Write out every single entry exactly.

# START OF The data

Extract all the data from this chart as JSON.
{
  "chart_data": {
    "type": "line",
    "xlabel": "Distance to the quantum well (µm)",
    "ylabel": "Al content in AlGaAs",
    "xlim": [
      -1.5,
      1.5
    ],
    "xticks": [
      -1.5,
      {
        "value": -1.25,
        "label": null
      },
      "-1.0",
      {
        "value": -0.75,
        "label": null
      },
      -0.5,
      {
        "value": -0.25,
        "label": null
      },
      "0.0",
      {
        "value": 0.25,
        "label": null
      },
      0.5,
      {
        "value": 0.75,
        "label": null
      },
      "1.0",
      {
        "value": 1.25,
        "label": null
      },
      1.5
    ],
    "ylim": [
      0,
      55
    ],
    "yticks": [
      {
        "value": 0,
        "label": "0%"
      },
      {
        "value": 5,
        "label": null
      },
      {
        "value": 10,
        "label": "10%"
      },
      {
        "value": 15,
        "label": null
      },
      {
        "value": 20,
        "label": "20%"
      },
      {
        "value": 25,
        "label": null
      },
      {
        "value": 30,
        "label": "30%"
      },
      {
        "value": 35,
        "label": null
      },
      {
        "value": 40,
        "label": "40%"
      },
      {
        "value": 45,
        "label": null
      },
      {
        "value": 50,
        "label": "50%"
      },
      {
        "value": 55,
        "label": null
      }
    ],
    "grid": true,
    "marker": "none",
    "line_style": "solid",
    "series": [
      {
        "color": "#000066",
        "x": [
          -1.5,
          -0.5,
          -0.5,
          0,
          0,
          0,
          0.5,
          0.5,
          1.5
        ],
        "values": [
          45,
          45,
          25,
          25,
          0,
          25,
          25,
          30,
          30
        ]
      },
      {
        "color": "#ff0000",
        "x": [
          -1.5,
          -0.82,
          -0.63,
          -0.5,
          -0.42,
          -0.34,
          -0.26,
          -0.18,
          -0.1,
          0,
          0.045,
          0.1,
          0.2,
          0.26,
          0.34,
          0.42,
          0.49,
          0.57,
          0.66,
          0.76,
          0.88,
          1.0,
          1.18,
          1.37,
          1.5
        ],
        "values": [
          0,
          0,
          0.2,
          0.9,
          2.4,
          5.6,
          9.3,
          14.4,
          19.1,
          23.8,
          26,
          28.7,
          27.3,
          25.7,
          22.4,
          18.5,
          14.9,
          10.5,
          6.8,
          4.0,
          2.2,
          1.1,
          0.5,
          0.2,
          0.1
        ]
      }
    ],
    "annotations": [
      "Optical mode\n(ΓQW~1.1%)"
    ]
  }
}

# END OF The data

- Answer below:
Extract all the data from this chart as JSON.
{
  "chart_data": {
    "type": "line",
    "xlabel": "Distance to the quantum well (µm)",
    "ylabel": "Al content in AlGaAs",
    "xlim": [
      -1.5,
      1.5
    ],
    "xticks": [
      -1.5,
      {
        "value": -1.25,
        "label": null
      },
      "-1.0",
      {
        "value": -0.75,
        "label": null
      },
      -0.5,
      {
        "value": -0.25,
        "label": null
      },
      "0.0",
      {
        "value": 0.25,
        "label": null
      },
      0.5,
      {
        "value": 0.75,
        "label": null
      },
      "1.0",
      {
        "value": 1.25,
        "label": null
      },
      1.5
    ],
    "ylim": [
      0,
      55
    ],
    "yticks": [
      {
        "value": 0,
        "label": "0%"
      },
      {
        "value": 5,
        "label": null
      },
      {
        "value": 10,
        "label": "10%"
      },
      {
        "value": 15,
        "label": null
      },
      {
        "value": 20,
        "label": "20%"
      },
      {
        "value": 25,
        "label": null
      },
      {
        "value": 30,
        "label": "30%"
      },
      {
        "value": 35,
        "label": null
      },
      {
        "value": 40,
        "label": "40%"
      },
      {
        "value": 45,
        "label": null
      },
      {
        "value": 50,
        "label": "50%"
      },
      {
        "value": 55,
        "label": null
      }
    ],
    "grid": true,
    "marker": "none",
    "line_style": "solid",
    "series": [
      {
        "color": "#000066",
        "x": [
          -1.5,
          -0.5,
          -0.5,
          0,
          0,
          0,
          0.5,
          0.5,
          1.5
        ],
        "values": [
          45,
          45,
          25,
          25,
          0,
          25,
          25,
          30,
          30
        ]
      },
      {
        "color": "#ff0000",
        "x": [
          -1.5,
          -0.82,
          -0.63,
          -0.5,
          -0.42,
          -0.34,
          -0.26,
          -0.18,
          -0.1,
          0,
          0.045,
          0.1,
          0.2,
          0.26,
          0.34,
          0.42,
          0.49,
          0.57,
          0.66,
          0.76,
          0.88,
          1.0,
          1.18,
          1.37,
          1.5
        ],
        "values": [
          0,
          0,
          0.2,
          0.9,
          2.4,
          5.6,
          9.3,
          14.4,
          19.1,
          23.8,
          26,
          28.7,
          27.3,
          25.7,
          22.4,
          18.5,
          14.9,
          10.5,
          6.8,
          4.0,
          2.2,
          1.1,
          0.5,
          0.2,
          0.1
        ]
      }
    ],
    "annotations": [
      "Optical mode\n(ΓQW~1.1%)"
    ]
  }
}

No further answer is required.